▸ **What is asked**
You are to retype all of the data exactly as it appears.

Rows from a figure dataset
+===+

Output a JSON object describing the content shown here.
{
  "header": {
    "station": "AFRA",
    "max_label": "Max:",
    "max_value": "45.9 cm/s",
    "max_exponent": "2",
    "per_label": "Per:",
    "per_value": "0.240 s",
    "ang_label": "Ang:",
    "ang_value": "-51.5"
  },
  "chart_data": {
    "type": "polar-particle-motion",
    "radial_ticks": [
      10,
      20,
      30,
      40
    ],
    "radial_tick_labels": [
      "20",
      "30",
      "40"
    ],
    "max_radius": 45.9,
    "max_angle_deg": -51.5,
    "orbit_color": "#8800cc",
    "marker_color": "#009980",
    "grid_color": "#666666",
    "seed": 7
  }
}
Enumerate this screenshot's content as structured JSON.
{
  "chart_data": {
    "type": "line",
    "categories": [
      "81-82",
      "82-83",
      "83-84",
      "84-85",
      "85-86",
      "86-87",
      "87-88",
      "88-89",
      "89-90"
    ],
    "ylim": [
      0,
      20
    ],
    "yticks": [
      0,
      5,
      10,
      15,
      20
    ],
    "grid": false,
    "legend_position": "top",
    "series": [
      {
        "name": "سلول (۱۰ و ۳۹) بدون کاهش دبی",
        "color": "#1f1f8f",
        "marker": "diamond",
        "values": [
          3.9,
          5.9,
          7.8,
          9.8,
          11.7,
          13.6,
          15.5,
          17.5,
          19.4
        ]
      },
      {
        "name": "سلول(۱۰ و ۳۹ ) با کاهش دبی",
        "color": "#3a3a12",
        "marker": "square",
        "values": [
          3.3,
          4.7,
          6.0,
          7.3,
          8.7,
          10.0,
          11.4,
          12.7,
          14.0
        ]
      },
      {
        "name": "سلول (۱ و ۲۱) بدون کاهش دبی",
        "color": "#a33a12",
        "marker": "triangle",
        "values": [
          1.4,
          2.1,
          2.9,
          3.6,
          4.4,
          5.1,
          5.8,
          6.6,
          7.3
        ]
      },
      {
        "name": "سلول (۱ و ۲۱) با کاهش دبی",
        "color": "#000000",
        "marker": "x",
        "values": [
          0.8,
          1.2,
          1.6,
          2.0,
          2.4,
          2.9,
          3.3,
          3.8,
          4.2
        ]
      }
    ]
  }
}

+===+

▸ **Result of this exercise**
Output a JSON object describing the content shown here.
{
  "header": {
    "station": "AFRA",
    "max_label": "Max:",
    "max_value": "45.9 cm/s",
    "max_exponent": "2",
    "per_label": "Per:",
    "per_value": "0.240 s",
    "ang_label": "Ang:",
    "ang_value": "-51.5"
  },
  "chart_data": {
    "type": "polar-particle-motion",
    "radial_ticks": [
      10,
      20,
      30,
      40
    ],
    "radial_tick_labels": [
      "20",
      "30",
      "40"
    ],
    "max_radius": 45.9,
    "max_angle_deg": -51.5,
    "orbit_color": "#8800cc",
    "marker_color": "#009980",
    "grid_color": "#666666",
    "seed": 7
  }
}
Enumerate this screenshot's content as structured JSON.
{
  "chart_data": {
    "type": "line",
    "categories": [
      "81-82",
      "82-83",
      "83-84",
      "84-85",
      "85-86",
      "86-87",
      "87-88",
      "88-89",
      "89-90"
    ],
    "ylim": [
      0,
      20
    ],
    "yticks": [
      0,
      5,
      10,
      15,
      20
    ],
    "grid": false,
    "legend_position": "top",
    "series": [
      {
        "name": "سلول (۱۰ و ۳۹) بدون کاهش دبی",
        "color": "#1f1f8f",
        "marker": "diamond",
        "values": [
          3.9,
          5.9,
          7.8,
          9.8,
          11.7,
          13.6,
          15.5,
          17.5,
          19.4
        ]
      },
      {
        "name": "سلول(۱۰ و ۳۹ ) با کاهش دبی",
        "color": "#3a3a12",
        "marker": "square",
        "values": [
          3.3,
          4.7,
          6.0,
          7.3,
          8.7,
          10.0,
          11.4,
          12.7,
          14.0
        ]
      },
      {
        "name": "سلول (۱ و ۲۱) بدون کاهش دبی",
        "color": "#a33a12",
        "marker": "triangle",
        "values": [
          1.4,
          2.1,
          2.9,
          3.6,
          4.4,
          5.1,
          5.8,
          6.6,
          7.3
        ]
      },
      {
        "name": "سلول (۱ و ۲۱) با کاهش دبی",
        "color": "#000000",
        "marker": "x",
        "values": [
          0.8,
          1.2,
          1.6,
          2.0,
          2.4,
          2.9,
          3.3,
          3.8,
          4.2
        ]
      }
    ]
  }
}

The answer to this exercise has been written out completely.